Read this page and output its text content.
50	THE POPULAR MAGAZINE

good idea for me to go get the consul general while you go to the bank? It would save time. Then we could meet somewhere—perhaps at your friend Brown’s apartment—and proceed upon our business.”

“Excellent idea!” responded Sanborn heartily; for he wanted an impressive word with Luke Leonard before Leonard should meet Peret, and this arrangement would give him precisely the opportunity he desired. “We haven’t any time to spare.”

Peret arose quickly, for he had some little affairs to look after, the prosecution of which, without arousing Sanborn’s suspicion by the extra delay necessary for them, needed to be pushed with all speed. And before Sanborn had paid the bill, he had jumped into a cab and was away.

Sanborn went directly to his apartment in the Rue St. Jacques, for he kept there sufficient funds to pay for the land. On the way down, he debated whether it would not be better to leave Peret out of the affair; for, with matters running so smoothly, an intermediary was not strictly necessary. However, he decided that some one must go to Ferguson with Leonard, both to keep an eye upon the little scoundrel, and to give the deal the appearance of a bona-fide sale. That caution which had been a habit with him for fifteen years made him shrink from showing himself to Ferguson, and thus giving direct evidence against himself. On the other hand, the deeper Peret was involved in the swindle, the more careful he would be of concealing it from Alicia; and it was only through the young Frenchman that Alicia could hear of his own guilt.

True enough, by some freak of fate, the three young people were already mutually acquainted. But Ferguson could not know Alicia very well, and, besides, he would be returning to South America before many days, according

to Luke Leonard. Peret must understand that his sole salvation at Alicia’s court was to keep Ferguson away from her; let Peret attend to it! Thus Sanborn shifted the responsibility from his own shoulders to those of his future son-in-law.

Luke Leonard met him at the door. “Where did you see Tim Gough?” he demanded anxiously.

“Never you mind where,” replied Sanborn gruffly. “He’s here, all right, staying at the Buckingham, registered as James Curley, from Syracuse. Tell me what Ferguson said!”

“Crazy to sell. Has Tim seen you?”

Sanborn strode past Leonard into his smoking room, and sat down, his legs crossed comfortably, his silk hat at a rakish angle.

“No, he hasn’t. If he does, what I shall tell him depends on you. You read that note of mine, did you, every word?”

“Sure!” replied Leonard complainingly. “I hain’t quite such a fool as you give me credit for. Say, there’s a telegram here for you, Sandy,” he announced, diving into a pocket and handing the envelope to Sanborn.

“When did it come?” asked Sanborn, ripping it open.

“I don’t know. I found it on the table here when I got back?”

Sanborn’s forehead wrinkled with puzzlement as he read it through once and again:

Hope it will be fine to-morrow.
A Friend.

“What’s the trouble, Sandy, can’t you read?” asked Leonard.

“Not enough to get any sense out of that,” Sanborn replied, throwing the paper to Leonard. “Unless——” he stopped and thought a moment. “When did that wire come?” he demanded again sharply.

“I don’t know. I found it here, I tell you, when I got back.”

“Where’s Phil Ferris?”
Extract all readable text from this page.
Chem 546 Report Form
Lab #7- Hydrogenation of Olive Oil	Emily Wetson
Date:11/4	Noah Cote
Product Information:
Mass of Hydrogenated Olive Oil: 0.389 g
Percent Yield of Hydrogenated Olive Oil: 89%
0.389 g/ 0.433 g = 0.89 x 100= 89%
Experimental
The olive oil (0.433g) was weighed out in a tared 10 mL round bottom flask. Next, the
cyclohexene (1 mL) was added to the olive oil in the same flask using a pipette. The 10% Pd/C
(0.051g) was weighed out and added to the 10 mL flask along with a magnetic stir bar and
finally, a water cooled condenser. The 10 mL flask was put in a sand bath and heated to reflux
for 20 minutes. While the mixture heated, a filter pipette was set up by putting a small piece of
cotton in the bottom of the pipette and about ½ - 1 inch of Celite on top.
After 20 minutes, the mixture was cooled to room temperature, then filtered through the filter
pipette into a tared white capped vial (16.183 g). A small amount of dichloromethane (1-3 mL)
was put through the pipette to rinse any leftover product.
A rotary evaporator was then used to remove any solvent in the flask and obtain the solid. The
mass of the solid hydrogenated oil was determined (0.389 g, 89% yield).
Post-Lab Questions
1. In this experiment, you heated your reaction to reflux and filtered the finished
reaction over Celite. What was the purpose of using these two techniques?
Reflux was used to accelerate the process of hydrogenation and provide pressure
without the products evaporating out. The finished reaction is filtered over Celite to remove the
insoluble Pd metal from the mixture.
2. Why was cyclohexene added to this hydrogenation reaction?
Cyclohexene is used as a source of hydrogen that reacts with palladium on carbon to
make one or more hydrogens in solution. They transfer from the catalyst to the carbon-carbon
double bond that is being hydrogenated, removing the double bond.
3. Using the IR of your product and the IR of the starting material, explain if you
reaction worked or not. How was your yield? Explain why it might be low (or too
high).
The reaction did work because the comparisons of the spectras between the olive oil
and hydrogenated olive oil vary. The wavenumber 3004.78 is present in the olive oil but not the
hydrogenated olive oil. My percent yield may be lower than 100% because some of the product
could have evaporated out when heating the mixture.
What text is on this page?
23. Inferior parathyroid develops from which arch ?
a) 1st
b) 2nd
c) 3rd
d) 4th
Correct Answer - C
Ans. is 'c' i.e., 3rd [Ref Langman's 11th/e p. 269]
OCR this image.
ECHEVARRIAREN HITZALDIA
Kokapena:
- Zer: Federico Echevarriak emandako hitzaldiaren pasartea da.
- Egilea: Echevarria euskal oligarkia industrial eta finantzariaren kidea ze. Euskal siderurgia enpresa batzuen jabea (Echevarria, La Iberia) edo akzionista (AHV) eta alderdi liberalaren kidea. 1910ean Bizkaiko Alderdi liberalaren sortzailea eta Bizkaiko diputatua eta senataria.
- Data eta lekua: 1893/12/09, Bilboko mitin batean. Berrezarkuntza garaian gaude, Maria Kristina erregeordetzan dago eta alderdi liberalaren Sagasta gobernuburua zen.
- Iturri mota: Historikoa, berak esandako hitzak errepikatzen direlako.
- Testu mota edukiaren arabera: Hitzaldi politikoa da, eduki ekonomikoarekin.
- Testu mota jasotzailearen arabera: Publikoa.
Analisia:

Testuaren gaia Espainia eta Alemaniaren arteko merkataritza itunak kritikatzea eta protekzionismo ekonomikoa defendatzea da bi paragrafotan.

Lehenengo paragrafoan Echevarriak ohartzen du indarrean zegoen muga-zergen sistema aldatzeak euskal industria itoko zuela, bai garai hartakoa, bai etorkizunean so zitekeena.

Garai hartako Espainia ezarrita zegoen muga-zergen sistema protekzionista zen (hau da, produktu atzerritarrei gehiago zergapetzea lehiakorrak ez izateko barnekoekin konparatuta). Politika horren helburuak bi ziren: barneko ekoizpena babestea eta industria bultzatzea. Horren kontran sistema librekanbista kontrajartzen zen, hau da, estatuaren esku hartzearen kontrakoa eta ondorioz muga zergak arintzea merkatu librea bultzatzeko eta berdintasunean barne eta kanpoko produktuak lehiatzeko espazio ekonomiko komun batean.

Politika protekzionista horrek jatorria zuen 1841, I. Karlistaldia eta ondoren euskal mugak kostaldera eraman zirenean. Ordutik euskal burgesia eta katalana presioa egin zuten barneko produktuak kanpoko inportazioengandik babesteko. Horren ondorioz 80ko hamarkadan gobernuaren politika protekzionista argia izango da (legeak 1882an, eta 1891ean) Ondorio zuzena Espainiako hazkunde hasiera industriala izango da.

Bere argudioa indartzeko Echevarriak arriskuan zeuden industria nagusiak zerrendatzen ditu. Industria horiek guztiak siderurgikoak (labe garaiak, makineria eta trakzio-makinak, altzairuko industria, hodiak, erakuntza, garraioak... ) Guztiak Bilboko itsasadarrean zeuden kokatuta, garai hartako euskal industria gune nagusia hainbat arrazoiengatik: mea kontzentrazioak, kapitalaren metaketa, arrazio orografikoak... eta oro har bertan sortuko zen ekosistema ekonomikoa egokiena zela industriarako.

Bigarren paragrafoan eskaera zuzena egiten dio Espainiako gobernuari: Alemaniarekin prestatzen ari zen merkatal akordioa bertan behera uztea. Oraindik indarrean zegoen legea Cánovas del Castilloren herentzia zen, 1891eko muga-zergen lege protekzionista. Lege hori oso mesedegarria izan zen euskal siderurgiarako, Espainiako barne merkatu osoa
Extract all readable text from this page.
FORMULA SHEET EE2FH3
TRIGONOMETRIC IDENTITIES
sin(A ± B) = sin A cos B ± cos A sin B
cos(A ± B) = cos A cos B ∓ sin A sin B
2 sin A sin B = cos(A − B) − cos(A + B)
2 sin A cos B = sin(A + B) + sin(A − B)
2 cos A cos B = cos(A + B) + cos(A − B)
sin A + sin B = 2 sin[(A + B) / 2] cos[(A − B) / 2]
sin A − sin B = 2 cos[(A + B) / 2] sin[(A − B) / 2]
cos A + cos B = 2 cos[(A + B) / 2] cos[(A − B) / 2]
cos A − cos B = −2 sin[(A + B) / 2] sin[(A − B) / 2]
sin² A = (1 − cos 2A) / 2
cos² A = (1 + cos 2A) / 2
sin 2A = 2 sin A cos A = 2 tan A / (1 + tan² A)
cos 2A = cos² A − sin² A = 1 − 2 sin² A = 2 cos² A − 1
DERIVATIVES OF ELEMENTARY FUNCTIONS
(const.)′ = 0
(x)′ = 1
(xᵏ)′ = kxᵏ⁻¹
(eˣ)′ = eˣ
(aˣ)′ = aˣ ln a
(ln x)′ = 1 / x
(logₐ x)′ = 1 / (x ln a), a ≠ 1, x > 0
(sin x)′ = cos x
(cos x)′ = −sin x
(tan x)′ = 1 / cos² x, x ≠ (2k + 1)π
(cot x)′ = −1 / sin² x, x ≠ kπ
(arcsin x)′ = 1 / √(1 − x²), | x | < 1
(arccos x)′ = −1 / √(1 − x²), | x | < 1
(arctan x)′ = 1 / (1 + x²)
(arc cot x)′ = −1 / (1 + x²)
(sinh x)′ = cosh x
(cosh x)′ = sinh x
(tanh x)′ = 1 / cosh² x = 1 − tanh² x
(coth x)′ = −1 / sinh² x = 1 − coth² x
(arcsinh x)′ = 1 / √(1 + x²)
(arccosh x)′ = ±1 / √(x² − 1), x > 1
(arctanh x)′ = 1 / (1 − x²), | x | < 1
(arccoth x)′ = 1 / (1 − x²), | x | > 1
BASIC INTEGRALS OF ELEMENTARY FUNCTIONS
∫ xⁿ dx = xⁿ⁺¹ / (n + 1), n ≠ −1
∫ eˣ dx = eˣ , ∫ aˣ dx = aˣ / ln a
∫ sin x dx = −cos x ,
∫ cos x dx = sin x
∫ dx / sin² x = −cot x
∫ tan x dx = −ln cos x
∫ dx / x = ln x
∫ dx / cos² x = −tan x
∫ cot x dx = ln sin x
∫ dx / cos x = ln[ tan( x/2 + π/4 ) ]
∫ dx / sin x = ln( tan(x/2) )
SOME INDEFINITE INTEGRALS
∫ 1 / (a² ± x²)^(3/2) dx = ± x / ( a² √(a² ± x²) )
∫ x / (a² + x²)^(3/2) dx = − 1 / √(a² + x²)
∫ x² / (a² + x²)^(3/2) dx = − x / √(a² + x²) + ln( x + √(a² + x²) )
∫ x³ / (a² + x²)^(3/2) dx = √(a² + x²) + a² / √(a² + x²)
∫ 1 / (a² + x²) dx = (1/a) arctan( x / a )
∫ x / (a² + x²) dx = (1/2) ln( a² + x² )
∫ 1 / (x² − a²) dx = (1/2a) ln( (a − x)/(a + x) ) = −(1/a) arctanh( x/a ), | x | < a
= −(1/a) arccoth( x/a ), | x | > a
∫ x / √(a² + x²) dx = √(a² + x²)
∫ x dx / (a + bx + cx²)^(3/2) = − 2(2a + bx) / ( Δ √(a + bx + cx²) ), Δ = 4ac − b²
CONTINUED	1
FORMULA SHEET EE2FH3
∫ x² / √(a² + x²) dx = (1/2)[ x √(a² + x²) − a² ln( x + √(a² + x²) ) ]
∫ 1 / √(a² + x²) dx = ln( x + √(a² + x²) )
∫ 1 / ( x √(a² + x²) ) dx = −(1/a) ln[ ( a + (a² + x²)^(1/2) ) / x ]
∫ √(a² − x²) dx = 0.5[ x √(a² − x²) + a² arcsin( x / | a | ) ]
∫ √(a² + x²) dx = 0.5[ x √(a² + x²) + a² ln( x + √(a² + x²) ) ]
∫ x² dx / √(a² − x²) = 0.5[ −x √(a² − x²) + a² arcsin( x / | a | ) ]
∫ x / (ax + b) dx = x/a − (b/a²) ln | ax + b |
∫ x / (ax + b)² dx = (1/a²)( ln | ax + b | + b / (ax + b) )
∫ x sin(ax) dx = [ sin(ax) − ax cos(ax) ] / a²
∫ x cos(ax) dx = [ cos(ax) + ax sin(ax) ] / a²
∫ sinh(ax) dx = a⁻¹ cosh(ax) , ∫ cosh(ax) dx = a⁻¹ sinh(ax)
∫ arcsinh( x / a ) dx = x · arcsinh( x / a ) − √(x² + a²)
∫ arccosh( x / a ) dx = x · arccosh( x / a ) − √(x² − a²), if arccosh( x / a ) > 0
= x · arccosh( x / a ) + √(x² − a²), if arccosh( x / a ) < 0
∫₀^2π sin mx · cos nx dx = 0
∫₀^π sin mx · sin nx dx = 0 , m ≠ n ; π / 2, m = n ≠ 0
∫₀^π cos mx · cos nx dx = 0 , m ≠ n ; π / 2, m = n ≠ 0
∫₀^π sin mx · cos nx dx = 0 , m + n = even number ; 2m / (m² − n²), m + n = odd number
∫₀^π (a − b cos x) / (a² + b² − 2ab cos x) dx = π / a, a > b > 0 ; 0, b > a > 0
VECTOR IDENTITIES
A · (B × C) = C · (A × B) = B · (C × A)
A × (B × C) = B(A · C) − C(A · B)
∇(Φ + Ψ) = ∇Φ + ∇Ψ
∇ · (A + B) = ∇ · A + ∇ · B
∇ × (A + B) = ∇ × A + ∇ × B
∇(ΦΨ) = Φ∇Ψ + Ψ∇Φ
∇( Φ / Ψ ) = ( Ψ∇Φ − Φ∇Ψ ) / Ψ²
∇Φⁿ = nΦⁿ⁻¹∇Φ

■ **What is being asked**: Gather each line of the listing containing the word "arctanh" and show it.

■ **Solution for this exercise**:
(arctanh x)′ = 1 / (1 − x²), | x | < 1
∫ 1 / (x² − a²) dx = (1/2a) ln( (a − x)/(a + x) ) = −(1/a) arctanh( x/a ), | x | < a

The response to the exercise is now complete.